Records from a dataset
%%
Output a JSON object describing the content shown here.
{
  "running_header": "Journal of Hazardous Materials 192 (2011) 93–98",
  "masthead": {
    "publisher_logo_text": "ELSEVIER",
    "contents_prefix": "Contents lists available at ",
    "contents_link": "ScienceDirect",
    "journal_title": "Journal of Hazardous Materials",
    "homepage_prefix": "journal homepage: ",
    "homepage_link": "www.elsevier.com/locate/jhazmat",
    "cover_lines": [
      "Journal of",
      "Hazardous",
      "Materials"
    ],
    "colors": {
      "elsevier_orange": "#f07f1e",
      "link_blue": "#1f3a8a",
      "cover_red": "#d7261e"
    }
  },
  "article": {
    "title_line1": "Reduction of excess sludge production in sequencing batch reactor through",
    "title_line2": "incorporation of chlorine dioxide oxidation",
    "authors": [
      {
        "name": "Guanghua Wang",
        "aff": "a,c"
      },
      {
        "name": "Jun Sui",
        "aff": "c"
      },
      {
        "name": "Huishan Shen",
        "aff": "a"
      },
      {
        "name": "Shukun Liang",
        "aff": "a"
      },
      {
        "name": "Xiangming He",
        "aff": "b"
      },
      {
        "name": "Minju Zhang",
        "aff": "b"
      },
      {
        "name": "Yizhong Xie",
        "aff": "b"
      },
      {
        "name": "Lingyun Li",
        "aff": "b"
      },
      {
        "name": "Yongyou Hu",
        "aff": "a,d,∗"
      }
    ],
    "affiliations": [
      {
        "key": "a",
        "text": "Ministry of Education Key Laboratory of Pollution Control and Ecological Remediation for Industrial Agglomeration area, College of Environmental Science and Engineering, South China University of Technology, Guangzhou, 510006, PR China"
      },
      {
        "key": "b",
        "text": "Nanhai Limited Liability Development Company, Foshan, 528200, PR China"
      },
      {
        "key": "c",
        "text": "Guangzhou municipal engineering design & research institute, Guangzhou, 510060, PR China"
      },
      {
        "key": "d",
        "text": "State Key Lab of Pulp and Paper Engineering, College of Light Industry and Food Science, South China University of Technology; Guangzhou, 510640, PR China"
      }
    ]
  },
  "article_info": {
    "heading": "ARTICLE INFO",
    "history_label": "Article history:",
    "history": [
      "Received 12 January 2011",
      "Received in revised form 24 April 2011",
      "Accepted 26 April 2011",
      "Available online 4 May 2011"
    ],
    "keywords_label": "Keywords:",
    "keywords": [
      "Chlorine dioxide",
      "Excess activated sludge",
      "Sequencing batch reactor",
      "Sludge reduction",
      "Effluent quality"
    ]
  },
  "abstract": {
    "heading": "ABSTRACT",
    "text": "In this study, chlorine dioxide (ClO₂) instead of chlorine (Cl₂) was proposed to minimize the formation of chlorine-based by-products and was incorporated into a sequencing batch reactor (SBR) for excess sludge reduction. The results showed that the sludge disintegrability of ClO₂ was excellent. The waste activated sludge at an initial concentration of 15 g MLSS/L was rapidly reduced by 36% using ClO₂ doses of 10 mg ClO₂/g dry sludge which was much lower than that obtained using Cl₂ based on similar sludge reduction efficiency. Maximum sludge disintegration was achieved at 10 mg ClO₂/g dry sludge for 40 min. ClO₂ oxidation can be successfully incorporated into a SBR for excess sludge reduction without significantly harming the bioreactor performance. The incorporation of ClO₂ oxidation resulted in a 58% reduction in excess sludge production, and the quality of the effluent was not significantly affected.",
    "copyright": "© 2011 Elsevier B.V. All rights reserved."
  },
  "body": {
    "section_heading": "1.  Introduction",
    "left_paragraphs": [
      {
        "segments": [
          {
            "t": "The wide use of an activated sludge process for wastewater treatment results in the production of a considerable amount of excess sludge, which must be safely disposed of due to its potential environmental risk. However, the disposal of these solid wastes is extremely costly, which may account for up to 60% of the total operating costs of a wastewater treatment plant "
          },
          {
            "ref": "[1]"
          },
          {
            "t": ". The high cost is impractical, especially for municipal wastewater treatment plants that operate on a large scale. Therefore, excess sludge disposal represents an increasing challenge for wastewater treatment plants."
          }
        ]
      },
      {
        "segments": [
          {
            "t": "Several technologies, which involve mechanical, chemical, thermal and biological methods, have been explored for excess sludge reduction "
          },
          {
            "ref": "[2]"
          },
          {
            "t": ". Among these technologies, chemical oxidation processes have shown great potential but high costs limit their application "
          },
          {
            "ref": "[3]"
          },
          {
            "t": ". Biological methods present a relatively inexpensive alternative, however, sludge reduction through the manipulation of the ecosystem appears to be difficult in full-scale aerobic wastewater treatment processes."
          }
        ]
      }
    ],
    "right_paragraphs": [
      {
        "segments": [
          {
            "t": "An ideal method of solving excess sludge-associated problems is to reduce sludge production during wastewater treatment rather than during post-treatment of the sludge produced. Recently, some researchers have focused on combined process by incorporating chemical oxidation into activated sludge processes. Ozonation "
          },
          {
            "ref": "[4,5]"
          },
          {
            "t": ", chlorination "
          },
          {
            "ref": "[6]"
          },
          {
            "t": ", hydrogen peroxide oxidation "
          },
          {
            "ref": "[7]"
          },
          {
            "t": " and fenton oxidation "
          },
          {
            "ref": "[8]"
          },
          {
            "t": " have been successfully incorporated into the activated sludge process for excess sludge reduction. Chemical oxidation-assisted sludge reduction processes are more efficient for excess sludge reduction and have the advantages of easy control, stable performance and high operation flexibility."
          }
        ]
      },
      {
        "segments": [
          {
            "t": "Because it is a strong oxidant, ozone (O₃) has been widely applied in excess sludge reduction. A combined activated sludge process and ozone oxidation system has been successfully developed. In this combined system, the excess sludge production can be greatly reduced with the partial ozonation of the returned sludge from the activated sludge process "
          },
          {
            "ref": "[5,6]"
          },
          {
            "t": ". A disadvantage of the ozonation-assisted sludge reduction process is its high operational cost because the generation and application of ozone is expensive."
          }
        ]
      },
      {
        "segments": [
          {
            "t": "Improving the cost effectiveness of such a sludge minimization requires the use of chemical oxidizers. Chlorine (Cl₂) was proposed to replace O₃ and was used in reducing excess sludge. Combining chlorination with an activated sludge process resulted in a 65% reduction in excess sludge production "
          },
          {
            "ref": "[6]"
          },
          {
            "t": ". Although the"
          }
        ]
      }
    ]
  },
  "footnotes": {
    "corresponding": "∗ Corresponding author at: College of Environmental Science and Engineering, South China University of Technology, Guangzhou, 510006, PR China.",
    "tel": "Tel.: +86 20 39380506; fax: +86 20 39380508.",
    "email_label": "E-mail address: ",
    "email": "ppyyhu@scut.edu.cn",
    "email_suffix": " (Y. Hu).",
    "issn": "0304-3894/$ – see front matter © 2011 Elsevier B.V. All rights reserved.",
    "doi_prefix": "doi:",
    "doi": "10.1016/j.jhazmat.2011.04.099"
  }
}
%%
Requirements
Reproduce every line of the listing above in which the string "technologies" appears.

Complete response
            "t": "Several technologies, which involve mechanical, chemical, thermal and biological methods, have been explored for excess sludge reduction "
            "t": ". Among these technologies, chemical oxidation processes have shown great potential but high costs limit their application "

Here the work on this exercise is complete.